[Stored data]
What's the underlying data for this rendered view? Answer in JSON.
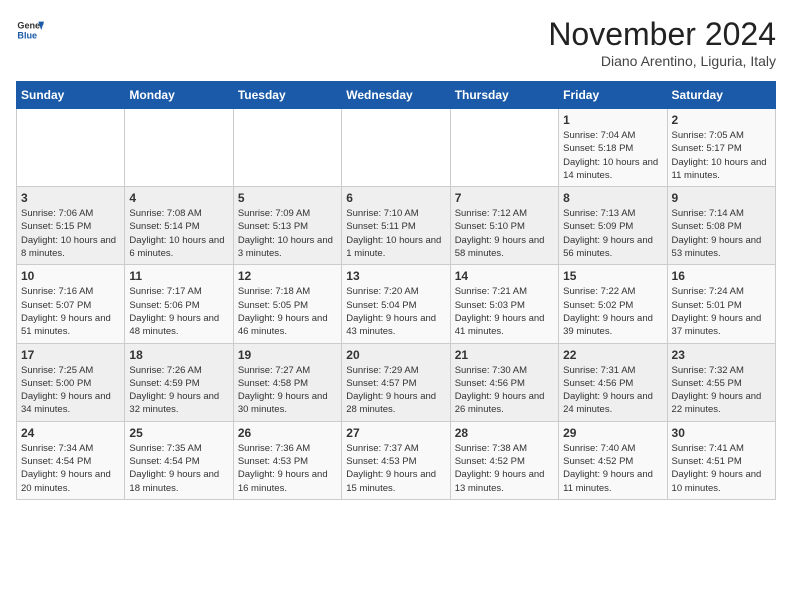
{
  "logo": {
    "general": "General",
    "blue": "Blue"
  },
  "header": {
    "month": "November 2024",
    "location": "Diano Arentino, Liguria, Italy"
  },
  "days_of_week": [
    "Sunday",
    "Monday",
    "Tuesday",
    "Wednesday",
    "Thursday",
    "Friday",
    "Saturday"
  ],
  "weeks": [
    [
      {
        "day": "",
        "info": ""
      },
      {
        "day": "",
        "info": ""
      },
      {
        "day": "",
        "info": ""
      },
      {
        "day": "",
        "info": ""
      },
      {
        "day": "",
        "info": ""
      },
      {
        "day": "1",
        "info": "Sunrise: 7:04 AM\nSunset: 5:18 PM\nDaylight: 10 hours and 14 minutes."
      },
      {
        "day": "2",
        "info": "Sunrise: 7:05 AM\nSunset: 5:17 PM\nDaylight: 10 hours and 11 minutes."
      }
    ],
    [
      {
        "day": "3",
        "info": "Sunrise: 7:06 AM\nSunset: 5:15 PM\nDaylight: 10 hours and 8 minutes."
      },
      {
        "day": "4",
        "info": "Sunrise: 7:08 AM\nSunset: 5:14 PM\nDaylight: 10 hours and 6 minutes."
      },
      {
        "day": "5",
        "info": "Sunrise: 7:09 AM\nSunset: 5:13 PM\nDaylight: 10 hours and 3 minutes."
      },
      {
        "day": "6",
        "info": "Sunrise: 7:10 AM\nSunset: 5:11 PM\nDaylight: 10 hours and 1 minute."
      },
      {
        "day": "7",
        "info": "Sunrise: 7:12 AM\nSunset: 5:10 PM\nDaylight: 9 hours and 58 minutes."
      },
      {
        "day": "8",
        "info": "Sunrise: 7:13 AM\nSunset: 5:09 PM\nDaylight: 9 hours and 56 minutes."
      },
      {
        "day": "9",
        "info": "Sunrise: 7:14 AM\nSunset: 5:08 PM\nDaylight: 9 hours and 53 minutes."
      }
    ],
    [
      {
        "day": "10",
        "info": "Sunrise: 7:16 AM\nSunset: 5:07 PM\nDaylight: 9 hours and 51 minutes."
      },
      {
        "day": "11",
        "info": "Sunrise: 7:17 AM\nSunset: 5:06 PM\nDaylight: 9 hours and 48 minutes."
      },
      {
        "day": "12",
        "info": "Sunrise: 7:18 AM\nSunset: 5:05 PM\nDaylight: 9 hours and 46 minutes."
      },
      {
        "day": "13",
        "info": "Sunrise: 7:20 AM\nSunset: 5:04 PM\nDaylight: 9 hours and 43 minutes."
      },
      {
        "day": "14",
        "info": "Sunrise: 7:21 AM\nSunset: 5:03 PM\nDaylight: 9 hours and 41 minutes."
      },
      {
        "day": "15",
        "info": "Sunrise: 7:22 AM\nSunset: 5:02 PM\nDaylight: 9 hours and 39 minutes."
      },
      {
        "day": "16",
        "info": "Sunrise: 7:24 AM\nSunset: 5:01 PM\nDaylight: 9 hours and 37 minutes."
      }
    ],
    [
      {
        "day": "17",
        "info": "Sunrise: 7:25 AM\nSunset: 5:00 PM\nDaylight: 9 hours and 34 minutes."
      },
      {
        "day": "18",
        "info": "Sunrise: 7:26 AM\nSunset: 4:59 PM\nDaylight: 9 hours and 32 minutes."
      },
      {
        "day": "19",
        "info": "Sunrise: 7:27 AM\nSunset: 4:58 PM\nDaylight: 9 hours and 30 minutes."
      },
      {
        "day": "20",
        "info": "Sunrise: 7:29 AM\nSunset: 4:57 PM\nDaylight: 9 hours and 28 minutes."
      },
      {
        "day": "21",
        "info": "Sunrise: 7:30 AM\nSunset: 4:56 PM\nDaylight: 9 hours and 26 minutes."
      },
      {
        "day": "22",
        "info": "Sunrise: 7:31 AM\nSunset: 4:56 PM\nDaylight: 9 hours and 24 minutes."
      },
      {
        "day": "23",
        "info": "Sunrise: 7:32 AM\nSunset: 4:55 PM\nDaylight: 9 hours and 22 minutes."
      }
    ],
    [
      {
        "day": "24",
        "info": "Sunrise: 7:34 AM\nSunset: 4:54 PM\nDaylight: 9 hours and 20 minutes."
      },
      {
        "day": "25",
        "info": "Sunrise: 7:35 AM\nSunset: 4:54 PM\nDaylight: 9 hours and 18 minutes."
      },
      {
        "day": "26",
        "info": "Sunrise: 7:36 AM\nSunset: 4:53 PM\nDaylight: 9 hours and 16 minutes."
      },
      {
        "day": "27",
        "info": "Sunrise: 7:37 AM\nSunset: 4:53 PM\nDaylight: 9 hours and 15 minutes."
      },
      {
        "day": "28",
        "info": "Sunrise: 7:38 AM\nSunset: 4:52 PM\nDaylight: 9 hours and 13 minutes."
      },
      {
        "day": "29",
        "info": "Sunrise: 7:40 AM\nSunset: 4:52 PM\nDaylight: 9 hours and 11 minutes."
      },
      {
        "day": "30",
        "info": "Sunrise: 7:41 AM\nSunset: 4:51 PM\nDaylight: 9 hours and 10 minutes."
      }
    ]
  ]
}
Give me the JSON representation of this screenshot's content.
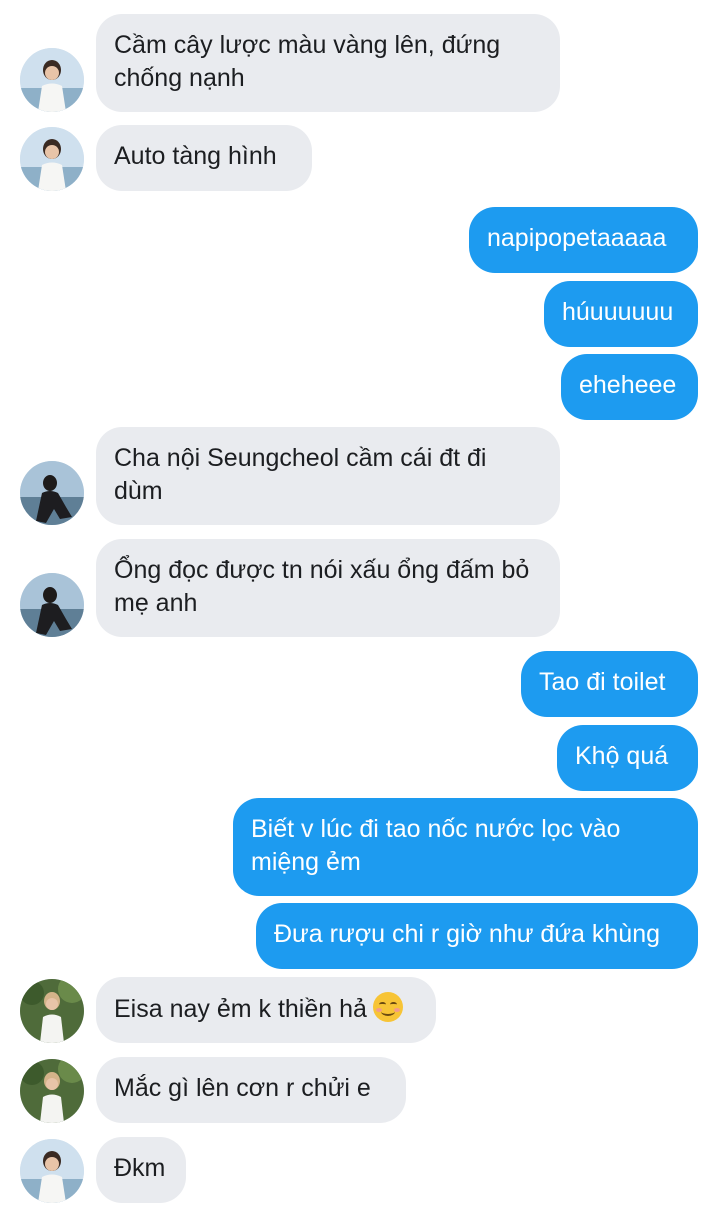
{
  "messages": [
    {
      "side": "in",
      "avatar": "avatar-boy-white-shirt",
      "text": "Cầm cây lược màu vàng lên, đứng chống nạnh"
    },
    {
      "side": "in",
      "avatar": "avatar-boy-white-shirt",
      "text": "Auto tàng hình"
    },
    {
      "side": "out",
      "text": "napipopetaaaaa"
    },
    {
      "side": "out",
      "text": "húuuuuuu"
    },
    {
      "side": "out",
      "text": "eheheee"
    },
    {
      "side": "in",
      "avatar": "avatar-sitting-dark",
      "text": "Cha nội Seungcheol cầm cái đt đi dùm"
    },
    {
      "side": "in",
      "avatar": "avatar-sitting-dark",
      "text": "Ổng đọc được tn nói xấu ổng đấm bỏ mẹ anh"
    },
    {
      "side": "out",
      "text": "Tao đi toilet"
    },
    {
      "side": "out",
      "text": "Khộ quá"
    },
    {
      "side": "out",
      "text": "Biết v lúc đi tao nốc nước lọc vào miệng ẻm"
    },
    {
      "side": "out",
      "text": "Đưa rượu chi r giờ như đứa khùng"
    },
    {
      "side": "in",
      "avatar": "avatar-boy-outdoor-green",
      "text": "Eisa nay ẻm k thiền hả",
      "emoji": "smiling-face-icon"
    },
    {
      "side": "in",
      "avatar": "avatar-boy-outdoor-green",
      "text": "Mắc gì lên cơn r chửi e"
    },
    {
      "side": "in",
      "avatar": "avatar-boy-white-shirt",
      "text": "Đkm"
    }
  ],
  "colors": {
    "incoming_bubble": "#e9ebef",
    "outgoing_bubble": "#1d9bf0",
    "incoming_text": "#1c1e21",
    "outgoing_text": "#ffffff"
  }
}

#### OBJECTIVE:
Output every entry word for word, but omit the pictures.

#### EXERCISE RESULT:
What's the underlying data for this rendered view? Answer in JSON.
{
  "logo": {
    "general": "General",
    "blue": "Blue"
  },
  "header": {
    "month": "November 2024",
    "location": "Diano Arentino, Liguria, Italy"
  },
  "days_of_week": [
    "Sunday",
    "Monday",
    "Tuesday",
    "Wednesday",
    "Thursday",
    "Friday",
    "Saturday"
  ],
  "weeks": [
    [
      {
        "day": "",
        "info": ""
      },
      {
        "day": "",
        "info": ""
      },
      {
        "day": "",
        "info": ""
      },
      {
        "day": "",
        "info": ""
      },
      {
        "day": "",
        "info": ""
      },
      {
        "day": "1",
        "info": "Sunrise: 7:04 AM\nSunset: 5:18 PM\nDaylight: 10 hours and 14 minutes."
      },
      {
        "day": "2",
        "info": "Sunrise: 7:05 AM\nSunset: 5:17 PM\nDaylight: 10 hours and 11 minutes."
      }
    ],
    [
      {
        "day": "3",
        "info": "Sunrise: 7:06 AM\nSunset: 5:15 PM\nDaylight: 10 hours and 8 minutes."
      },
      {
        "day": "4",
        "info": "Sunrise: 7:08 AM\nSunset: 5:14 PM\nDaylight: 10 hours and 6 minutes."
      },
      {
        "day": "5",
        "info": "Sunrise: 7:09 AM\nSunset: 5:13 PM\nDaylight: 10 hours and 3 minutes."
      },
      {
        "day": "6",
        "info": "Sunrise: 7:10 AM\nSunset: 5:11 PM\nDaylight: 10 hours and 1 minute."
      },
      {
        "day": "7",
        "info": "Sunrise: 7:12 AM\nSunset: 5:10 PM\nDaylight: 9 hours and 58 minutes."
      },
      {
        "day": "8",
        "info": "Sunrise: 7:13 AM\nSunset: 5:09 PM\nDaylight: 9 hours and 56 minutes."
      },
      {
        "day": "9",
        "info": "Sunrise: 7:14 AM\nSunset: 5:08 PM\nDaylight: 9 hours and 53 minutes."
      }
    ],
    [
      {
        "day": "10",
        "info": "Sunrise: 7:16 AM\nSunset: 5:07 PM\nDaylight: 9 hours and 51 minutes."
      },
      {
        "day": "11",
        "info": "Sunrise: 7:17 AM\nSunset: 5:06 PM\nDaylight: 9 hours and 48 minutes."
      },
      {
        "day": "12",
        "info": "Sunrise: 7:18 AM\nSunset: 5:05 PM\nDaylight: 9 hours and 46 minutes."
      },
      {
        "day": "13",
        "info": "Sunrise: 7:20 AM\nSunset: 5:04 PM\nDaylight: 9 hours and 43 minutes."
      },
      {
        "day": "14",
        "info": "Sunrise: 7:21 AM\nSunset: 5:03 PM\nDaylight: 9 hours and 41 minutes."
      },
      {
        "day": "15",
        "info": "Sunrise: 7:22 AM\nSunset: 5:02 PM\nDaylight: 9 hours and 39 minutes."
      },
      {
        "day": "16",
        "info": "Sunrise: 7:24 AM\nSunset: 5:01 PM\nDaylight: 9 hours and 37 minutes."
      }
    ],
    [
      {
        "day": "17",
        "info": "Sunrise: 7:25 AM\nSunset: 5:00 PM\nDaylight: 9 hours and 34 minutes."
      },
      {
        "day": "18",
        "info": "Sunrise: 7:26 AM\nSunset: 4:59 PM\nDaylight: 9 hours and 32 minutes."
      },
      {
        "day": "19",
        "info": "Sunrise: 7:27 AM\nSunset: 4:58 PM\nDaylight: 9 hours and 30 minutes."
      },
      {
        "day": "20",
        "info": "Sunrise: 7:29 AM\nSunset: 4:57 PM\nDaylight: 9 hours and 28 minutes."
      },
      {
        "day": "21",
        "info": "Sunrise: 7:30 AM\nSunset: 4:56 PM\nDaylight: 9 hours and 26 minutes."
      },
      {
        "day": "22",
        "info": "Sunrise: 7:31 AM\nSunset: 4:56 PM\nDaylight: 9 hours and 24 minutes."
      },
      {
        "day": "23",
        "info": "Sunrise: 7:32 AM\nSunset: 4:55 PM\nDaylight: 9 hours and 22 minutes."
      }
    ],
    [
      {
        "day": "24",
        "info": "Sunrise: 7:34 AM\nSunset: 4:54 PM\nDaylight: 9 hours and 20 minutes."
      },
      {
        "day": "25",
        "info": "Sunrise: 7:35 AM\nSunset: 4:54 PM\nDaylight: 9 hours and 18 minutes."
      },
      {
        "day": "26",
        "info": "Sunrise: 7:36 AM\nSunset: 4:53 PM\nDaylight: 9 hours and 16 minutes."
      },
      {
        "day": "27",
        "info": "Sunrise: 7:37 AM\nSunset: 4:53 PM\nDaylight: 9 hours and 15 minutes."
      },
      {
        "day": "28",
        "info": "Sunrise: 7:38 AM\nSunset: 4:52 PM\nDaylight: 9 hours and 13 minutes."
      },
      {
        "day": "29",
        "info": "Sunrise: 7:40 AM\nSunset: 4:52 PM\nDaylight: 9 hours and 11 minutes."
      },
      {
        "day": "30",
        "info": "Sunrise: 7:41 AM\nSunset: 4:51 PM\nDaylight: 9 hours and 10 minutes."
      }
    ]
  ]
}
Give me the JSON representation of this screenshot's content.
{
  "messages": [
    {
      "side": "in",
      "avatar": "avatar-boy-white-shirt",
      "text": "Cầm cây lược màu vàng lên, đứng chống nạnh"
    },
    {
      "side": "in",
      "avatar": "avatar-boy-white-shirt",
      "text": "Auto tàng hình"
    },
    {
      "side": "out",
      "text": "napipopetaaaaa"
    },
    {
      "side": "out",
      "text": "húuuuuuu"
    },
    {
      "side": "out",
      "text": "eheheee"
    },
    {
      "side": "in",
      "avatar": "avatar-sitting-dark",
      "text": "Cha nội Seungcheol cầm cái đt đi dùm"
    },
    {
      "side": "in",
      "avatar": "avatar-sitting-dark",
      "text": "Ổng đọc được tn nói xấu ổng đấm bỏ mẹ anh"
    },
    {
      "side": "out",
      "text": "Tao đi toilet"
    },
    {
      "side": "out",
      "text": "Khộ quá"
    },
    {
      "side": "out",
      "text": "Biết v lúc đi tao nốc nước lọc vào miệng ẻm"
    },
    {
      "side": "out",
      "text": "Đưa rượu chi r giờ như đứa khùng"
    },
    {
      "side": "in",
      "avatar": "avatar-boy-outdoor-green",
      "text": "Eisa nay ẻm k thiền hả",
      "emoji": "smiling-face-icon"
    },
    {
      "side": "in",
      "avatar": "avatar-boy-outdoor-green",
      "text": "Mắc gì lên cơn r chửi e"
    },
    {
      "side": "in",
      "avatar": "avatar-boy-white-shirt",
      "text": "Đkm"
    }
  ],
  "colors": {
    "incoming_bubble": "#e9ebef",
    "outgoing_bubble": "#1d9bf0",
    "incoming_text": "#1c1e21",
    "outgoing_text": "#ffffff"
  }
}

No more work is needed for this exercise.